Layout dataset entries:
════

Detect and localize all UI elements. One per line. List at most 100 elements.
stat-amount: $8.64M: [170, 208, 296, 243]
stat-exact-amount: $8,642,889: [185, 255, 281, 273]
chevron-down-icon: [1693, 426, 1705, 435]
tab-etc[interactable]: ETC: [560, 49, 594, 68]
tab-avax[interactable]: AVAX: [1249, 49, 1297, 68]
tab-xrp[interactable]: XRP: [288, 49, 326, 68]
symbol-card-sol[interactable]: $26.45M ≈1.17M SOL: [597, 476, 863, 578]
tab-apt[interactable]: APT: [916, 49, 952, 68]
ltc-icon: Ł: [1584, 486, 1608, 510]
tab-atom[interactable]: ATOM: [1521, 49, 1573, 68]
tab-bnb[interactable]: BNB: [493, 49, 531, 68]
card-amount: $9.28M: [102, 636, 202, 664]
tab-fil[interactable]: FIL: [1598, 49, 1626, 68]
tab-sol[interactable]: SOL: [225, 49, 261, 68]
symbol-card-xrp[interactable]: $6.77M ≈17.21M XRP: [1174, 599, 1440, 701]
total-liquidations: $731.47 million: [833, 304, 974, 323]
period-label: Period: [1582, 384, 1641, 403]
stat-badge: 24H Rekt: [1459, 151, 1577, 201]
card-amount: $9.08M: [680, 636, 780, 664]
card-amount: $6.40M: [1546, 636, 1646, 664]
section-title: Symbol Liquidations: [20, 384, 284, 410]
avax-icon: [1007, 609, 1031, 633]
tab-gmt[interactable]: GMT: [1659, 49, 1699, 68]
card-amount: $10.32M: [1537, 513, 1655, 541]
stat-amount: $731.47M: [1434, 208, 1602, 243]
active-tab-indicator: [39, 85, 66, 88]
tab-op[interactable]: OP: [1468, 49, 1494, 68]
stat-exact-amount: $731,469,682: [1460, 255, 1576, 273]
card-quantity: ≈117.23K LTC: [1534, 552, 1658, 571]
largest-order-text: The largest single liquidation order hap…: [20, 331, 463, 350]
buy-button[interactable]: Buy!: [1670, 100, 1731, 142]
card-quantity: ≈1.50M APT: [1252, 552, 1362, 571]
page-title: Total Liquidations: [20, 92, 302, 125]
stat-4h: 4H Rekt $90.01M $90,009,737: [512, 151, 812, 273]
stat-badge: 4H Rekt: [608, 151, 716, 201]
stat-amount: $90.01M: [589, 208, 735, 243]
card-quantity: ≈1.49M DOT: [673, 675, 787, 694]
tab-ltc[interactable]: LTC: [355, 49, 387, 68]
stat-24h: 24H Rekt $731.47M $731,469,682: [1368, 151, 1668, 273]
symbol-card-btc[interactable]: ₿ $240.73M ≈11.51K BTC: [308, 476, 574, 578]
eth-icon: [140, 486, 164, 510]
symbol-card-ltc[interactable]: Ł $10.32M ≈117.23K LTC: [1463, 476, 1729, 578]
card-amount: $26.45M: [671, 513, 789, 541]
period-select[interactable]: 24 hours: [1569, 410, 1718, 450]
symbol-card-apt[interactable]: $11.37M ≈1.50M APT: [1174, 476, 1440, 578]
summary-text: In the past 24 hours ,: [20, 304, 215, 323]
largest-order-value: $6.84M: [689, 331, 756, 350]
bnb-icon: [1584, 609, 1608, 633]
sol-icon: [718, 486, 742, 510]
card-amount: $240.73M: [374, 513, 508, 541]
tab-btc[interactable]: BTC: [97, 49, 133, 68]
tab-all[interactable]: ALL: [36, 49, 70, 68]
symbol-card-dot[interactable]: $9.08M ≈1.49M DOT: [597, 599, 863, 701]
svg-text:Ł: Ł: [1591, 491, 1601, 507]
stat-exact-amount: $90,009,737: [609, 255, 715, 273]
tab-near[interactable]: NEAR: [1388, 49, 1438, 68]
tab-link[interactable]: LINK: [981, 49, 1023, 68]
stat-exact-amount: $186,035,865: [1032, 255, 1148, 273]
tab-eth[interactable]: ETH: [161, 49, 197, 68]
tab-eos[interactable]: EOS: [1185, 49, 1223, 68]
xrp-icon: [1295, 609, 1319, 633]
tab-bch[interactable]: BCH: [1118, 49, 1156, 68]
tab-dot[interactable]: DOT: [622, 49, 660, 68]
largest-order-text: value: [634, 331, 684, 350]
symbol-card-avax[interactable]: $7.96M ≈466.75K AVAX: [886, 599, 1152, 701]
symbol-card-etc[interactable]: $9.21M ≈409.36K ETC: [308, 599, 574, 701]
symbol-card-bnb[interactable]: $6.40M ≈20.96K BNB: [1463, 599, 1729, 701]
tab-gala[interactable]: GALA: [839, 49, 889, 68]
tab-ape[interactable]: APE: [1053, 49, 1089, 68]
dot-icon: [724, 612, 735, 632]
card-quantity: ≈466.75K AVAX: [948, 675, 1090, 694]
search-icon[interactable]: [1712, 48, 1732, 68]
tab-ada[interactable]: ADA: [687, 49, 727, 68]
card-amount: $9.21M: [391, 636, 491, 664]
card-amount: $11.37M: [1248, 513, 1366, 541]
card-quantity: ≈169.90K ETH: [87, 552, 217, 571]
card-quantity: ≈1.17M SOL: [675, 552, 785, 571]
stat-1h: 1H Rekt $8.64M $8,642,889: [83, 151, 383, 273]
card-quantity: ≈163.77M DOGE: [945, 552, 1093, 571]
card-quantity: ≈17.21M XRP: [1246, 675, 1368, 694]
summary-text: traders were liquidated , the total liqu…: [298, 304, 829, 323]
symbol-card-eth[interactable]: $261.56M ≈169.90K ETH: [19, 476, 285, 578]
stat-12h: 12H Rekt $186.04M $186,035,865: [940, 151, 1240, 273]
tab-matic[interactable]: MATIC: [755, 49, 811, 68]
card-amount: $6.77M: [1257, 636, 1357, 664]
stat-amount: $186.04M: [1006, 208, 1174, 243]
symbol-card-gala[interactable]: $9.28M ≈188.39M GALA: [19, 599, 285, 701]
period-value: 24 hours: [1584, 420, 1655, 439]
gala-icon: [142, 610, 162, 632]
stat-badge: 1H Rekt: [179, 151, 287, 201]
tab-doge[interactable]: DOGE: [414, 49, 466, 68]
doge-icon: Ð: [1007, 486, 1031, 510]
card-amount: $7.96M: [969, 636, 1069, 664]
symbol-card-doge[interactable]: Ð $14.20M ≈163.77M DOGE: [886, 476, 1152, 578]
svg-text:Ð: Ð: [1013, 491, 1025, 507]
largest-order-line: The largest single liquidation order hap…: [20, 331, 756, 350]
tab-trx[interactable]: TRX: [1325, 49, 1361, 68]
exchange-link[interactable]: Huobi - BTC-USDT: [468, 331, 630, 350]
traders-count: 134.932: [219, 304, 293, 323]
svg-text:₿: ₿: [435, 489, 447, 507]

════

▶ GOAL
Please reproduce every line of the material above word for word.

▶ TASK OUTPUT
Detect and localize all UI elements. One per line. List at most 100 elements.
stat-amount: $8.64M: [170, 208, 296, 243]
stat-exact-amount: $8,642,889: [185, 255, 281, 273]
chevron-down-icon: [1693, 426, 1705, 435]
tab-etc[interactable]: ETC: [560, 49, 594, 68]
tab-avax[interactable]: AVAX: [1249, 49, 1297, 68]
tab-xrp[interactable]: XRP: [288, 49, 326, 68]
symbol-card-sol[interactable]: $26.45M ≈1.17M SOL: [597, 476, 863, 578]
tab-apt[interactable]: APT: [916, 49, 952, 68]
ltc-icon: Ł: [1584, 486, 1608, 510]
tab-atom[interactable]: ATOM: [1521, 49, 1573, 68]
tab-bnb[interactable]: BNB: [493, 49, 531, 68]
card-amount: $9.28M: [102, 636, 202, 664]
tab-fil[interactable]: FIL: [1598, 49, 1626, 68]
tab-sol[interactable]: SOL: [225, 49, 261, 68]
symbol-card-xrp[interactable]: $6.77M ≈17.21M XRP: [1174, 599, 1440, 701]
total-liquidations: $731.47 million: [833, 304, 974, 323]
period-label: Period: [1582, 384, 1641, 403]
stat-badge: 24H Rekt: [1459, 151, 1577, 201]
card-amount: $9.08M: [680, 636, 780, 664]
card-amount: $6.40M: [1546, 636, 1646, 664]
section-title: Symbol Liquidations: [20, 384, 284, 410]
avax-icon: [1007, 609, 1031, 633]
tab-gmt[interactable]: GMT: [1659, 49, 1699, 68]
card-amount: $10.32M: [1537, 513, 1655, 541]
stat-amount: $731.47M: [1434, 208, 1602, 243]
active-tab-indicator: [39, 85, 66, 88]
tab-op[interactable]: OP: [1468, 49, 1494, 68]
stat-exact-amount: $731,469,682: [1460, 255, 1576, 273]
card-quantity: ≈117.23K LTC: [1534, 552, 1658, 571]
largest-order-text: The largest single liquidation order hap…: [20, 331, 463, 350]
buy-button[interactable]: Buy!: [1670, 100, 1731, 142]
card-quantity: ≈1.50M APT: [1252, 552, 1362, 571]
page-title: Total Liquidations: [20, 92, 302, 125]
stat-4h: 4H Rekt $90.01M $90,009,737: [512, 151, 812, 273]
stat-badge: 4H Rekt: [608, 151, 716, 201]
stat-amount: $90.01M: [589, 208, 735, 243]
card-quantity: ≈1.49M DOT: [673, 675, 787, 694]
tab-ltc[interactable]: LTC: [355, 49, 387, 68]
stat-24h: 24H Rekt $731.47M $731,469,682: [1368, 151, 1668, 273]
symbol-card-btc[interactable]: ₿ $240.73M ≈11.51K BTC: [308, 476, 574, 578]
eth-icon: [140, 486, 164, 510]
symbol-card-ltc[interactable]: Ł $10.32M ≈117.23K LTC: [1463, 476, 1729, 578]
card-amount: $26.45M: [671, 513, 789, 541]
period-select[interactable]: 24 hours: [1569, 410, 1718, 450]
symbol-card-apt[interactable]: $11.37M ≈1.50M APT: [1174, 476, 1440, 578]
summary-text: In the past 24 hours ,: [20, 304, 215, 323]
largest-order-value: $6.84M: [689, 331, 756, 350]
bnb-icon: [1584, 609, 1608, 633]
sol-icon: [718, 486, 742, 510]
card-amount: $240.73M: [374, 513, 508, 541]
tab-btc[interactable]: BTC: [97, 49, 133, 68]
tab-all[interactable]: ALL: [36, 49, 70, 68]
symbol-card-dot[interactable]: $9.08M ≈1.49M DOT: [597, 599, 863, 701]
svg-text:Ł: Ł: [1591, 491, 1601, 507]
stat-exact-amount: $90,009,737: [609, 255, 715, 273]
tab-near[interactable]: NEAR: [1388, 49, 1438, 68]
tab-link[interactable]: LINK: [981, 49, 1023, 68]
stat-exact-amount: $186,035,865: [1032, 255, 1148, 273]
tab-eth[interactable]: ETH: [161, 49, 197, 68]
tab-eos[interactable]: EOS: [1185, 49, 1223, 68]
xrp-icon: [1295, 609, 1319, 633]
tab-bch[interactable]: BCH: [1118, 49, 1156, 68]
tab-dot[interactable]: DOT: [622, 49, 660, 68]
largest-order-text: value: [634, 331, 684, 350]
symbol-card-avax[interactable]: $7.96M ≈466.75K AVAX: [886, 599, 1152, 701]
symbol-card-etc[interactable]: $9.21M ≈409.36K ETC: [308, 599, 574, 701]
symbol-card-bnb[interactable]: $6.40M ≈20.96K BNB: [1463, 599, 1729, 701]
tab-gala[interactable]: GALA: [839, 49, 889, 68]
tab-ape[interactable]: APE: [1053, 49, 1089, 68]
dot-icon: [724, 612, 735, 632]
card-quantity: ≈466.75K AVAX: [948, 675, 1090, 694]
search-icon[interactable]: [1712, 48, 1732, 68]
tab-ada[interactable]: ADA: [687, 49, 727, 68]
card-amount: $9.21M: [391, 636, 491, 664]
card-amount: $11.37M: [1248, 513, 1366, 541]
card-quantity: ≈169.90K ETH: [87, 552, 217, 571]
card-quantity: ≈1.17M SOL: [675, 552, 785, 571]
stat-1h: 1H Rekt $8.64M $8,642,889: [83, 151, 383, 273]
card-quantity: ≈163.77M DOGE: [945, 552, 1093, 571]
card-quantity: ≈17.21M XRP: [1246, 675, 1368, 694]
summary-text: traders were liquidated , the total liqu…: [298, 304, 829, 323]
symbol-card-eth[interactable]: $261.56M ≈169.90K ETH: [19, 476, 285, 578]
stat-12h: 12H Rekt $186.04M $186,035,865: [940, 151, 1240, 273]
tab-matic[interactable]: MATIC: [755, 49, 811, 68]
card-amount: $6.77M: [1257, 636, 1357, 664]
stat-amount: $186.04M: [1006, 208, 1174, 243]
symbol-card-gala[interactable]: $9.28M ≈188.39M GALA: [19, 599, 285, 701]
period-value: 24 hours: [1584, 420, 1655, 439]
gala-icon: [142, 610, 162, 632]
stat-badge: 1H Rekt: [179, 151, 287, 201]
tab-doge[interactable]: DOGE: [414, 49, 466, 68]
doge-icon: Ð: [1007, 486, 1031, 510]
card-amount: $7.96M: [969, 636, 1069, 664]
symbol-card-doge[interactable]: Ð $14.20M ≈163.77M DOGE: [886, 476, 1152, 578]
svg-text:Ð: Ð: [1013, 491, 1025, 507]
largest-order-line: The largest single liquidation order hap…: [20, 331, 756, 350]
tab-trx[interactable]: TRX: [1325, 49, 1361, 68]
exchange-link[interactable]: Huobi - BTC-USDT: [468, 331, 630, 350]
traders-count: 134.932: [219, 304, 293, 323]
svg-text:₿: ₿: [435, 489, 447, 507]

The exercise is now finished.